TASK REQUIREMENTS: Locate and copy each line in the data that contains the word "Median".

DATA IN THIS EXERCISE:
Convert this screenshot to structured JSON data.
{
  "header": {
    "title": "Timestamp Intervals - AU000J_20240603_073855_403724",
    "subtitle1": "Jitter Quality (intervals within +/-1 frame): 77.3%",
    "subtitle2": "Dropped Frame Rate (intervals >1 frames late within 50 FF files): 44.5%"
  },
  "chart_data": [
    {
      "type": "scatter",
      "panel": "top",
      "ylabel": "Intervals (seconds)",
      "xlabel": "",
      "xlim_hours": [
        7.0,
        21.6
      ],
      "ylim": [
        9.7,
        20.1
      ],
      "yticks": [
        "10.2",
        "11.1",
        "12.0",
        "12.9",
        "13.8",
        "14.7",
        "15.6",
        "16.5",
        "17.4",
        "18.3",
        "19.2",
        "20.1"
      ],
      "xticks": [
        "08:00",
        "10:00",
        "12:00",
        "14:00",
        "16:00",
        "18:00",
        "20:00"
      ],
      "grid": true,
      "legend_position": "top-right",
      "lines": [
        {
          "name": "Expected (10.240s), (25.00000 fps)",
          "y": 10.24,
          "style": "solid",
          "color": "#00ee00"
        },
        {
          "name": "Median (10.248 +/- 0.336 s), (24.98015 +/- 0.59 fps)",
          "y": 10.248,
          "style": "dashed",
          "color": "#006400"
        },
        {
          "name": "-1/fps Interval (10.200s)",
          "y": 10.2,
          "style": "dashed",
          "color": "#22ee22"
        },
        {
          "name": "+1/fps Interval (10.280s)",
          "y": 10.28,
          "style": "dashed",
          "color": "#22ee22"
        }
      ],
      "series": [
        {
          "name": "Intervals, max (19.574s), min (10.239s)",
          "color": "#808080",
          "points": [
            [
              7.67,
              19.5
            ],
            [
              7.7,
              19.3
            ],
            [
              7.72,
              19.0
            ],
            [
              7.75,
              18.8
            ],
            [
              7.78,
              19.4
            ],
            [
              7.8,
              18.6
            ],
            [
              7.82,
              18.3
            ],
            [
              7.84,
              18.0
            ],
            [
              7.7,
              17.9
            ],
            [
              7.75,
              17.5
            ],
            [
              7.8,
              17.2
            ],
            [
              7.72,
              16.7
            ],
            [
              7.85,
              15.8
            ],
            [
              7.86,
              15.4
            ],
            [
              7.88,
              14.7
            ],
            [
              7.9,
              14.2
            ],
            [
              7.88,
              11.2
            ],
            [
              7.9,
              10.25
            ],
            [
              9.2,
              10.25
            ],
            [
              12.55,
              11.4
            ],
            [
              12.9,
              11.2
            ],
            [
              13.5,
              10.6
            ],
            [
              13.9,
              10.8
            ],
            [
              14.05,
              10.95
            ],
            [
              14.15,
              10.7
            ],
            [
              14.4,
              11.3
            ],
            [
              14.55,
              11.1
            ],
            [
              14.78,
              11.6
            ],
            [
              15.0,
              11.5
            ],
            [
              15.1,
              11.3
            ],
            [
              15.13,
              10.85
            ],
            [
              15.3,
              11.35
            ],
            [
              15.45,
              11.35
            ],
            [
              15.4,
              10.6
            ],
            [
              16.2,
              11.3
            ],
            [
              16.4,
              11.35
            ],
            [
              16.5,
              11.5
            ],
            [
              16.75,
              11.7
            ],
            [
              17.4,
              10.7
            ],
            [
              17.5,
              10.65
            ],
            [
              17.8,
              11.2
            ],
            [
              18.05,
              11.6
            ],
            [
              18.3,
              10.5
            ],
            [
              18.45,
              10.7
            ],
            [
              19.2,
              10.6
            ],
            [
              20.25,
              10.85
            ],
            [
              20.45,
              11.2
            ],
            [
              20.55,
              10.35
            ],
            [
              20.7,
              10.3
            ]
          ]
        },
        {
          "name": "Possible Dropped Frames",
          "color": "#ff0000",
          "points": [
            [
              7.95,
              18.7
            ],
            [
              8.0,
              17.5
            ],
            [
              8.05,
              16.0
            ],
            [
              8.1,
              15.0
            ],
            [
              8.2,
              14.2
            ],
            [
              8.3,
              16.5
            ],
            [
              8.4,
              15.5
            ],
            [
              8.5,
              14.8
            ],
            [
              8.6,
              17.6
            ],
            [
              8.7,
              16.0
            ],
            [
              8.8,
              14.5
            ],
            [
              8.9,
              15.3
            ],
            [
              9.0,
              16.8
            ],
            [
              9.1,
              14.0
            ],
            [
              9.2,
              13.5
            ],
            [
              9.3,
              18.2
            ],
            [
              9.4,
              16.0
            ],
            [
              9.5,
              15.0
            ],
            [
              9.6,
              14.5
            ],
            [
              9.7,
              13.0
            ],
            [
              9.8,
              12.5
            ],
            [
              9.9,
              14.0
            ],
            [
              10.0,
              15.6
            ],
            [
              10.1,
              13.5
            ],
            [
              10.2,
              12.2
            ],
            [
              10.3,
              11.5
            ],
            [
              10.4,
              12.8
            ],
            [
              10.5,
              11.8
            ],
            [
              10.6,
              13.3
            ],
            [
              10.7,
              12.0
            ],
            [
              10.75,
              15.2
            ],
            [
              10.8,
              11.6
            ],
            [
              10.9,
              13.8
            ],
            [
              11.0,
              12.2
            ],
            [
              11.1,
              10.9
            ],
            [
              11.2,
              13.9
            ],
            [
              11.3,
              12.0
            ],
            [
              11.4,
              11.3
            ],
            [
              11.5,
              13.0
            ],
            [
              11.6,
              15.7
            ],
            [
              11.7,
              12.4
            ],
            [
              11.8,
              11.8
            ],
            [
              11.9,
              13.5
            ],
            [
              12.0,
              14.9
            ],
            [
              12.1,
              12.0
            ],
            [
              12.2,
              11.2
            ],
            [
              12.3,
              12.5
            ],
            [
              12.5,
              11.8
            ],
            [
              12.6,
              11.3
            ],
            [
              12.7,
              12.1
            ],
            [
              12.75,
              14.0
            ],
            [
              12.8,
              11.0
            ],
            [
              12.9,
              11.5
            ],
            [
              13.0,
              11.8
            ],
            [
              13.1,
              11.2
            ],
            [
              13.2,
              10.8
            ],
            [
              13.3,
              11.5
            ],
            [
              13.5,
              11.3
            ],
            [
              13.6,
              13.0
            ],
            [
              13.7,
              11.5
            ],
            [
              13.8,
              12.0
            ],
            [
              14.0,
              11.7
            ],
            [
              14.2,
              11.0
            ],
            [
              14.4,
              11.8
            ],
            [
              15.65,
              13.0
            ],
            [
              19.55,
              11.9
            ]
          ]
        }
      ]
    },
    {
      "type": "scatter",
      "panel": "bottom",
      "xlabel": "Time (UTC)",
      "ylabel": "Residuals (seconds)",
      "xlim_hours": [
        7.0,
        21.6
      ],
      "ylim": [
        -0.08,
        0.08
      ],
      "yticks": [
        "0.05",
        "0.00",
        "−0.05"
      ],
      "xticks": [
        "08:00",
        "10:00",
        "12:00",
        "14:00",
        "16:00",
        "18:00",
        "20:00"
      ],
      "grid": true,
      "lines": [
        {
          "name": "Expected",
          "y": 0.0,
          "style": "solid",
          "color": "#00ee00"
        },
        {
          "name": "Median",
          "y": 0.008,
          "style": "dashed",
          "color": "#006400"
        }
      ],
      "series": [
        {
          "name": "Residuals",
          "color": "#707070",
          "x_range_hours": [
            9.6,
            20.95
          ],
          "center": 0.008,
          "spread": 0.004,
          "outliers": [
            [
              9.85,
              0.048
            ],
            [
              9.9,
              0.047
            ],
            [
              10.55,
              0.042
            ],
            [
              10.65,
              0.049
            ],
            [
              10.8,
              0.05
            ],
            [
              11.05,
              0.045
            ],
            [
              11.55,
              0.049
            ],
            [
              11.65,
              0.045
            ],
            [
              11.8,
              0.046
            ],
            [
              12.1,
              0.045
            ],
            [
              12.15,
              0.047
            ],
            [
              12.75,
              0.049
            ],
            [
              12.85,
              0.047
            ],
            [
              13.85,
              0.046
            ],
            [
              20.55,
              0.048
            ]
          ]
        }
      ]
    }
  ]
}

EXERCISE SOLUTION:
          "name": "Median (10.248 +/- 0.336 s), (24.98015 +/- 0.59 fps)",
          "name": "Median",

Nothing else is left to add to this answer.